#### [Exercise requirements]
Note each line that includes the word "知识点一". Copy those lines.

%%

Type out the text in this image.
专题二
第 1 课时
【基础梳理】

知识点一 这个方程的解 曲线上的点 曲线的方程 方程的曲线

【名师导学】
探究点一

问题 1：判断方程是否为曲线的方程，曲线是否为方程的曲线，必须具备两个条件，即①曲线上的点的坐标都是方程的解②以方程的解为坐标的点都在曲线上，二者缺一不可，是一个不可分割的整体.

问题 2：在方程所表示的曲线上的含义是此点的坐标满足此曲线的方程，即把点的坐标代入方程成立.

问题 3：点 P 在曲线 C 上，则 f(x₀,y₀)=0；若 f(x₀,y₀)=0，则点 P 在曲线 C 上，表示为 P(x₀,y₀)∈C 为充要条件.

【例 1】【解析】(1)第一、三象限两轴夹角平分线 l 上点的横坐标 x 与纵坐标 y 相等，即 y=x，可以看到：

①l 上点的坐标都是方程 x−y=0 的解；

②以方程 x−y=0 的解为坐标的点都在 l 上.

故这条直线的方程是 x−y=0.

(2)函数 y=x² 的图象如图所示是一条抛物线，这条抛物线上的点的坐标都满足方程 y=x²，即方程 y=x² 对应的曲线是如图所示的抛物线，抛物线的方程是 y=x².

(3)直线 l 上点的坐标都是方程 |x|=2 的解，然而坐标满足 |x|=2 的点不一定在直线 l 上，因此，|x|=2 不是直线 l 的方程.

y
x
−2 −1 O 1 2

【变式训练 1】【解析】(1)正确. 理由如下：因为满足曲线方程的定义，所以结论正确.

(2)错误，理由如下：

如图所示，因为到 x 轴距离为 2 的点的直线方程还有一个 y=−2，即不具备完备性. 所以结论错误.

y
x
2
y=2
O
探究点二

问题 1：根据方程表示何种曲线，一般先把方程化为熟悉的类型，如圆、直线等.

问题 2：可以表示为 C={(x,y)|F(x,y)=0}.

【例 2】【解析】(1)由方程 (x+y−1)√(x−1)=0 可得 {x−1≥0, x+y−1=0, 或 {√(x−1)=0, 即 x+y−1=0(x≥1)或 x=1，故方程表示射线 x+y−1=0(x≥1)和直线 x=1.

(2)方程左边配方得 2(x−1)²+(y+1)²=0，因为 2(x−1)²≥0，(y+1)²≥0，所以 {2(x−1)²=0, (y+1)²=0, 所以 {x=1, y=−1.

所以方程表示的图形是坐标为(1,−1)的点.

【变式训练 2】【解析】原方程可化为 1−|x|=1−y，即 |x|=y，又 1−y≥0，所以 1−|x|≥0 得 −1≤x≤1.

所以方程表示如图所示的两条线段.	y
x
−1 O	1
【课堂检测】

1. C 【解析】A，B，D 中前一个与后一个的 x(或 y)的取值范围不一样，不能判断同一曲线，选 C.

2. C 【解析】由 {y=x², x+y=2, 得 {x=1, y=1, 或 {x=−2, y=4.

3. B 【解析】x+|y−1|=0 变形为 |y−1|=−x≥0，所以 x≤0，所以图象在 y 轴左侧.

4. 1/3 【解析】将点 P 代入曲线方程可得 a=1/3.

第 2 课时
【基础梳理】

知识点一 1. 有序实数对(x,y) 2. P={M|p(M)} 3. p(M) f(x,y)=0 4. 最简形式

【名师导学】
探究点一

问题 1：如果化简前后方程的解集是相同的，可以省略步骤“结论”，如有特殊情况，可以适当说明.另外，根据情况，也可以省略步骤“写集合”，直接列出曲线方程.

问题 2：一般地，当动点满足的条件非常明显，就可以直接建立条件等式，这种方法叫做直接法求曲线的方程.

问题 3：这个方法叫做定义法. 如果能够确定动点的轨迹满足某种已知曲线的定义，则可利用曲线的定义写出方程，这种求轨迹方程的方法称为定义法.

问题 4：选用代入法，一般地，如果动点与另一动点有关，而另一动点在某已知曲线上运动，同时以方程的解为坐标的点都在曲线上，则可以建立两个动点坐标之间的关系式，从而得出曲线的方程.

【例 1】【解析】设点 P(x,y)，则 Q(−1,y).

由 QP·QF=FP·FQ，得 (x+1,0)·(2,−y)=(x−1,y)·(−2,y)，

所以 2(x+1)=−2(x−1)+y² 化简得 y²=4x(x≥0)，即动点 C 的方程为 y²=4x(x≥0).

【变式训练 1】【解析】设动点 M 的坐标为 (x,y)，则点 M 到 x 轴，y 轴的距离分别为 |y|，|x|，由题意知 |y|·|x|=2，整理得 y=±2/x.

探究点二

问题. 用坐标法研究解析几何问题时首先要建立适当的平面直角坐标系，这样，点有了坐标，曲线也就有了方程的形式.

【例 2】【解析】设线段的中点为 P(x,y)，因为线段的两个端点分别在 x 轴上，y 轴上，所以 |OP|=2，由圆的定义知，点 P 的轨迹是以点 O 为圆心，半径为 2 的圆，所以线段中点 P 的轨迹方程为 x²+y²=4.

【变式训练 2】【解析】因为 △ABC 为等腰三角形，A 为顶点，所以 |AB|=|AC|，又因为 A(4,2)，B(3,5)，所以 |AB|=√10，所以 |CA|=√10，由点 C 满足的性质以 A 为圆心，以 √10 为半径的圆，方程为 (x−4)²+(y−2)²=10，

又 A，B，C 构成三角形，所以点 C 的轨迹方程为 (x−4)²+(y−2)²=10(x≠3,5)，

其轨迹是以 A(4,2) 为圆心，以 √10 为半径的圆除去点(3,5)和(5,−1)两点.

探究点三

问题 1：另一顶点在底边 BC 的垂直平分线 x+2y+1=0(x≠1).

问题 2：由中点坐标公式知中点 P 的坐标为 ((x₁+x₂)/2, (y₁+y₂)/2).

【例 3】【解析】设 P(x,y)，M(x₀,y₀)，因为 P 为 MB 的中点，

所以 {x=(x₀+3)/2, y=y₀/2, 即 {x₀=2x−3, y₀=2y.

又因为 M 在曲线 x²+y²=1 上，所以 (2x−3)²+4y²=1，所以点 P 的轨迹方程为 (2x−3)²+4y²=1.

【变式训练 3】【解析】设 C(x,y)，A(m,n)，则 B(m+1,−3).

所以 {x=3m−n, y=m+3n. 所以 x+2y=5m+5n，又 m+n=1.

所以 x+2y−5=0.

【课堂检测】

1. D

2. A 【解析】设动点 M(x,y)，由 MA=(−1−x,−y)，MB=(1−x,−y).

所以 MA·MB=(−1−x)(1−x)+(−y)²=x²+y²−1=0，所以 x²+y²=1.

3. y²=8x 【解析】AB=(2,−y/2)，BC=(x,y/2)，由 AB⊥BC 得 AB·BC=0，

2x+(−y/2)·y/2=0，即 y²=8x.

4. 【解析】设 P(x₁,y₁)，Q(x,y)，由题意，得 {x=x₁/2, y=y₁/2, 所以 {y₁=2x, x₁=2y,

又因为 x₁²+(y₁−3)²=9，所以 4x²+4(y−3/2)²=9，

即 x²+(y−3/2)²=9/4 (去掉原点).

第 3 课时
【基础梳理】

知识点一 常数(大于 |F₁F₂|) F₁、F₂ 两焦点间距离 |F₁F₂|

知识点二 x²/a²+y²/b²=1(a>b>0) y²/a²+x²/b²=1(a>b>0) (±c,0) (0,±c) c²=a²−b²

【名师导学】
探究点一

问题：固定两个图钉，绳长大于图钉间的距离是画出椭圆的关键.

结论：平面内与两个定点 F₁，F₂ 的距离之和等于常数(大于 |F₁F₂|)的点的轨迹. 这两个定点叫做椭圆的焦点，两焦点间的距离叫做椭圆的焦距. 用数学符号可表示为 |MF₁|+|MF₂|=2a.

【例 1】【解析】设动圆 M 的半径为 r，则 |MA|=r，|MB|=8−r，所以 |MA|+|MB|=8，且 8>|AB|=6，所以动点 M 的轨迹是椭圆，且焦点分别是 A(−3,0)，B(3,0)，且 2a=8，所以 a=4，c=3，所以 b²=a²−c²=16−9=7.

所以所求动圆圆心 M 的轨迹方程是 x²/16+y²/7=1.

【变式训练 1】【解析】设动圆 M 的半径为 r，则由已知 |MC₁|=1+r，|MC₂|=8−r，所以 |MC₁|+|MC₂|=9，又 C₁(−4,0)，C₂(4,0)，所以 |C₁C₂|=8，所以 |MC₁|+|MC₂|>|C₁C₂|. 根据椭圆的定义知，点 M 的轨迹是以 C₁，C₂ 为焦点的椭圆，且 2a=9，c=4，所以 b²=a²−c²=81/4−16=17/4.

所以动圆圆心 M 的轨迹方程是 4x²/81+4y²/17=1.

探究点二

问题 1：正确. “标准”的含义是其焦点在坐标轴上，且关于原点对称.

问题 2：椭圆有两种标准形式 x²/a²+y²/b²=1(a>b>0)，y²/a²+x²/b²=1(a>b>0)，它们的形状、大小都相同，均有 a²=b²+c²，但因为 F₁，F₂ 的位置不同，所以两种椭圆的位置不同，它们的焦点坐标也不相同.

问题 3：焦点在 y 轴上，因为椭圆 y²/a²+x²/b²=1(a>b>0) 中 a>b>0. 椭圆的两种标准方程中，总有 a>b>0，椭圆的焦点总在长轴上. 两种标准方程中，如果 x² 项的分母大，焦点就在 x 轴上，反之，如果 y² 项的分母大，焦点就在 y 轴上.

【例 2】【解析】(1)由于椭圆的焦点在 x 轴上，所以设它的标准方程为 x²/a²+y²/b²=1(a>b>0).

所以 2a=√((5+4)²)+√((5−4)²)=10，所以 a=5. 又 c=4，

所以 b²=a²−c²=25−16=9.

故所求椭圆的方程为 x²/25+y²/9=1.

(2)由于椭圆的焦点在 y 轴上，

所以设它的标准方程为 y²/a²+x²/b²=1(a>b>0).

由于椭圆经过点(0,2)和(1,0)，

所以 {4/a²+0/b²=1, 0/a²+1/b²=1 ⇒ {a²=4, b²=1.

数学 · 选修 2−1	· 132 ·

%%

#### [Correct answer]
知识点一 这个方程的解 曲线上的点 曲线的方程 方程的曲线
知识点一 1. 有序实数对(x,y) 2. P={M|p(M)} 3. p(M) f(x,y)=0 4. 最简形式
知识点一 常数(大于 |F₁F₂|) F₁、F₂ 两焦点间距离 |F₁F₂|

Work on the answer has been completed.